In the listing below, count the lines containing the string "nicht" and state only the number.

* START EXCERPTED DATA *

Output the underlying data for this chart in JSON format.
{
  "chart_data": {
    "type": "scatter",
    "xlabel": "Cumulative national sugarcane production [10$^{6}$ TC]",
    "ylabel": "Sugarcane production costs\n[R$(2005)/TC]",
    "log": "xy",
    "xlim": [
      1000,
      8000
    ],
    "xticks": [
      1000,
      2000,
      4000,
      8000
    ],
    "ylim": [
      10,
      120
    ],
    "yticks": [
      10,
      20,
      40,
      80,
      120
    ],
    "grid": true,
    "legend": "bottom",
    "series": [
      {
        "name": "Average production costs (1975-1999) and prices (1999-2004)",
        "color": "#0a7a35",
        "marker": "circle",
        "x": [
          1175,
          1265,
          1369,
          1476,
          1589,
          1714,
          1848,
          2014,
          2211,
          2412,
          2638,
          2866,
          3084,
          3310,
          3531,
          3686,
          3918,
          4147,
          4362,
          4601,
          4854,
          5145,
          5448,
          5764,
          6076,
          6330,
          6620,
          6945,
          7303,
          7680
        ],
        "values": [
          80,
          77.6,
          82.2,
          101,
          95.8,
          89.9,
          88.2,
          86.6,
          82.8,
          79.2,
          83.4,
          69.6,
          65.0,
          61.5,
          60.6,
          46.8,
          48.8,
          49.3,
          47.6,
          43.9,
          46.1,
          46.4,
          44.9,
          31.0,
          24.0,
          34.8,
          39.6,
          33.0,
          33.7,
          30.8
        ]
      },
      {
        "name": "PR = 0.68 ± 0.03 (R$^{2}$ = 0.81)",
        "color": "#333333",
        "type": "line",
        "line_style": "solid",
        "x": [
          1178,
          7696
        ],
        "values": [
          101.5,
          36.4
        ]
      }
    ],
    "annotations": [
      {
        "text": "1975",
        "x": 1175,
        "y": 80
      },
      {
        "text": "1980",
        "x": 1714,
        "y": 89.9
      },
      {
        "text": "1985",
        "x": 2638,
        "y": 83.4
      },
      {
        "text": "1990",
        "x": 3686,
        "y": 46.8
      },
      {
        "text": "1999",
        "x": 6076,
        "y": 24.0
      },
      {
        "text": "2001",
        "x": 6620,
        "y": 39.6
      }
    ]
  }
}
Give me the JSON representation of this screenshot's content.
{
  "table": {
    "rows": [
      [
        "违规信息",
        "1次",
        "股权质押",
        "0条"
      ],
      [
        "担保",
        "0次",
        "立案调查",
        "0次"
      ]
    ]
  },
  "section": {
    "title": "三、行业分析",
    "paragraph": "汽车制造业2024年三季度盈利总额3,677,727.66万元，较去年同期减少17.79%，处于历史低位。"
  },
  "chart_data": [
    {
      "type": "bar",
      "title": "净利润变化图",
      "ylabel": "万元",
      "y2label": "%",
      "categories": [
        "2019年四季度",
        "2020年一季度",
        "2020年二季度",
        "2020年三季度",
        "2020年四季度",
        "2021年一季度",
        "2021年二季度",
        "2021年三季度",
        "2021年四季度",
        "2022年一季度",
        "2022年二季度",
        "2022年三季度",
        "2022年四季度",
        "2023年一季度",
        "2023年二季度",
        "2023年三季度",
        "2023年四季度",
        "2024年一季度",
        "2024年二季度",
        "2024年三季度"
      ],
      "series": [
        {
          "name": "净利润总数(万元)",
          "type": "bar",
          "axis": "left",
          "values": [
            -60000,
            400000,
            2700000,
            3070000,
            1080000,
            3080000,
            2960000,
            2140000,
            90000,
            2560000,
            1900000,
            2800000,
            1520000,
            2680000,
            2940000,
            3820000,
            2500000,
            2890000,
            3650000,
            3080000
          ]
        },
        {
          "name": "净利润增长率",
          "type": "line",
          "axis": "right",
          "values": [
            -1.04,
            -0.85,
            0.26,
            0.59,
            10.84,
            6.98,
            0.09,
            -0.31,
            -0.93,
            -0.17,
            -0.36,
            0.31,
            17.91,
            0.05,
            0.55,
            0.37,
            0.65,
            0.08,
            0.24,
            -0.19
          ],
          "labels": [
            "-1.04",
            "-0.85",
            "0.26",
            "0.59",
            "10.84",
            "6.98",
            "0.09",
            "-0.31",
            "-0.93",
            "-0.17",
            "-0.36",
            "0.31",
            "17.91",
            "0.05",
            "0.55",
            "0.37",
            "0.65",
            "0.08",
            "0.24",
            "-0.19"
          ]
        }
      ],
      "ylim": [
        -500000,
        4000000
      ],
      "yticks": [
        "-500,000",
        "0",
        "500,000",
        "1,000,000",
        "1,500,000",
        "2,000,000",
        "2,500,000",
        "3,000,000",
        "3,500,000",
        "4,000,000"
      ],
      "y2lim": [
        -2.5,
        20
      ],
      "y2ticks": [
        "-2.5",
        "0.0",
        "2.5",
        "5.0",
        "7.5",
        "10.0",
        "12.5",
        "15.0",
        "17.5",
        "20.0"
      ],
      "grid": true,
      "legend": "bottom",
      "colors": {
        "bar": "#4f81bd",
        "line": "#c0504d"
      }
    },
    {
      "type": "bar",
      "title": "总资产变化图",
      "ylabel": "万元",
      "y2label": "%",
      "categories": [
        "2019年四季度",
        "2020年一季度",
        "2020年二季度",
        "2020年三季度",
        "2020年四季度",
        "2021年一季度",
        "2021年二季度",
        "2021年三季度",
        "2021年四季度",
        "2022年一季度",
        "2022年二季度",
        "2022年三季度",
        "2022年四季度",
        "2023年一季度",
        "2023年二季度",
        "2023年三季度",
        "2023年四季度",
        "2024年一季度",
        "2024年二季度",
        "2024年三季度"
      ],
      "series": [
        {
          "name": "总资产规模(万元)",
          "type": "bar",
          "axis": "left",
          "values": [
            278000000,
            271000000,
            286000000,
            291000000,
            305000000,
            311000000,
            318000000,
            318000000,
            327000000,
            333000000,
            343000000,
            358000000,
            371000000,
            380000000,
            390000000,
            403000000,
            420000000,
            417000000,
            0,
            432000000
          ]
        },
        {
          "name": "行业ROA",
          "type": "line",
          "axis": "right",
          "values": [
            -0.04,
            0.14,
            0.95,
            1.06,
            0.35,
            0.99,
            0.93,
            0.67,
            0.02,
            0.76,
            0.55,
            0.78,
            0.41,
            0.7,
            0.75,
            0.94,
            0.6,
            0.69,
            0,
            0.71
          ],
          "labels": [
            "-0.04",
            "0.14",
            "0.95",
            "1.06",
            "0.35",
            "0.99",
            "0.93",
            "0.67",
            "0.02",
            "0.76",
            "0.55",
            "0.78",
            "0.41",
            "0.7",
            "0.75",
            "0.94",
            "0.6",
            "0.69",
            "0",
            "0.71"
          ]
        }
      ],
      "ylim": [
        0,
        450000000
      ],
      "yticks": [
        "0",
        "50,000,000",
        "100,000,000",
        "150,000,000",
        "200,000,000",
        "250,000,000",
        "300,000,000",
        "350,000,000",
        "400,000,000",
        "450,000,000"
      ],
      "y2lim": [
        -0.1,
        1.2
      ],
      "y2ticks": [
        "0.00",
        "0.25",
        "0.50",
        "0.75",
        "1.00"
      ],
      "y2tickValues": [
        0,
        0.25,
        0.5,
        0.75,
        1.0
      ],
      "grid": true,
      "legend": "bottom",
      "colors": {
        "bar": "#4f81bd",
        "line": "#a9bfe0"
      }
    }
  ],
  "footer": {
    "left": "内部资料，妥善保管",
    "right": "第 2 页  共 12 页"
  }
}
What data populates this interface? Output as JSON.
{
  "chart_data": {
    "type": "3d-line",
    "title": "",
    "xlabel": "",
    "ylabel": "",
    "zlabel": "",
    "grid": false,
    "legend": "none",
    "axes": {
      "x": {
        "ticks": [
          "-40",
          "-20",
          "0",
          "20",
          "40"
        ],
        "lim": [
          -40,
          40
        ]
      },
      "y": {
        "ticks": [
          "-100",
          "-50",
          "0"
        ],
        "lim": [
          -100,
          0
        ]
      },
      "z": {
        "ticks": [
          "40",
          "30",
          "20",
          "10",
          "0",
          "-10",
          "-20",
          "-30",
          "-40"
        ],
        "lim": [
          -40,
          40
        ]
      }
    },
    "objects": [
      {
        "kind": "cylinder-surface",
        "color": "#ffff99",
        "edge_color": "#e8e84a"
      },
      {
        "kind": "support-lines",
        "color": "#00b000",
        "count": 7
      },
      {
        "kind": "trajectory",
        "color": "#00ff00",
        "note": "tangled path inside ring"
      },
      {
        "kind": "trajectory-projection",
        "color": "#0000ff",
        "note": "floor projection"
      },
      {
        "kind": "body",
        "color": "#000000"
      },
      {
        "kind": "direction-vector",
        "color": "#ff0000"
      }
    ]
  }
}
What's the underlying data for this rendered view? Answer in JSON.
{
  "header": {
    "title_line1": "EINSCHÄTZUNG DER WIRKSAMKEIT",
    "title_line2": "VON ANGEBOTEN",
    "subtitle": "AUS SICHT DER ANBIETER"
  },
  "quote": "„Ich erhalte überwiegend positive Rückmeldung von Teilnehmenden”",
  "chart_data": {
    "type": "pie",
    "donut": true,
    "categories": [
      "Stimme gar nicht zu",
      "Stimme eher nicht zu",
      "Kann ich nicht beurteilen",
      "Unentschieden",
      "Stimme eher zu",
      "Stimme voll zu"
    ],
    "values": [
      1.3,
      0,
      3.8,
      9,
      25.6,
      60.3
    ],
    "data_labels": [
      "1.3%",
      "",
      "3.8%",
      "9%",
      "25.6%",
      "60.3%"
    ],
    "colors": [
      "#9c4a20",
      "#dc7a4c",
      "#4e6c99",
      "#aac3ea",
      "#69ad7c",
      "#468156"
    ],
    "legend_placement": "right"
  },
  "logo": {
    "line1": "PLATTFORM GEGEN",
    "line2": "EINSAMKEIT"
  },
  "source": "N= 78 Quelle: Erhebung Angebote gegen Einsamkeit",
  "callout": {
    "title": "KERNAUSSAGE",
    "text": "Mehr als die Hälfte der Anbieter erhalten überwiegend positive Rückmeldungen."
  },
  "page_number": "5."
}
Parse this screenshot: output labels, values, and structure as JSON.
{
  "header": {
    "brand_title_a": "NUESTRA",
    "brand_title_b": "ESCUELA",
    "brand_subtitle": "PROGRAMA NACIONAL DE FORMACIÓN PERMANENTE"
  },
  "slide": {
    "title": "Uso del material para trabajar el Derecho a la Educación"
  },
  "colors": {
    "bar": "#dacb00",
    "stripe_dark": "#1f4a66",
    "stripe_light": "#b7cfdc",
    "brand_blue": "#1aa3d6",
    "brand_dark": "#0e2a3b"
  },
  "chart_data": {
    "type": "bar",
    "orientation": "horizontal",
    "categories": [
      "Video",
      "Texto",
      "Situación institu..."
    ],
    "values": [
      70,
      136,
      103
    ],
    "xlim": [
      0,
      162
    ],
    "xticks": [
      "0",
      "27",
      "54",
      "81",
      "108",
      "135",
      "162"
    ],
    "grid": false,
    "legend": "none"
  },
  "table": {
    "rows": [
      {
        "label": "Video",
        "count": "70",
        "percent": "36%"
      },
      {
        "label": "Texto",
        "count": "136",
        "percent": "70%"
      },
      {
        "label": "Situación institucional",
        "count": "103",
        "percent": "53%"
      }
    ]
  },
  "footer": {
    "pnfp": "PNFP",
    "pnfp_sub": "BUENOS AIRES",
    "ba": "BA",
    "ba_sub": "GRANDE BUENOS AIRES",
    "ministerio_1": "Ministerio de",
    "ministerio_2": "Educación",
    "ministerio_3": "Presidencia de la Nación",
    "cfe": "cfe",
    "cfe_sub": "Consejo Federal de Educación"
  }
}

* END EXCERPTED DATA *

◆ WRITTEN RESPONSE: 3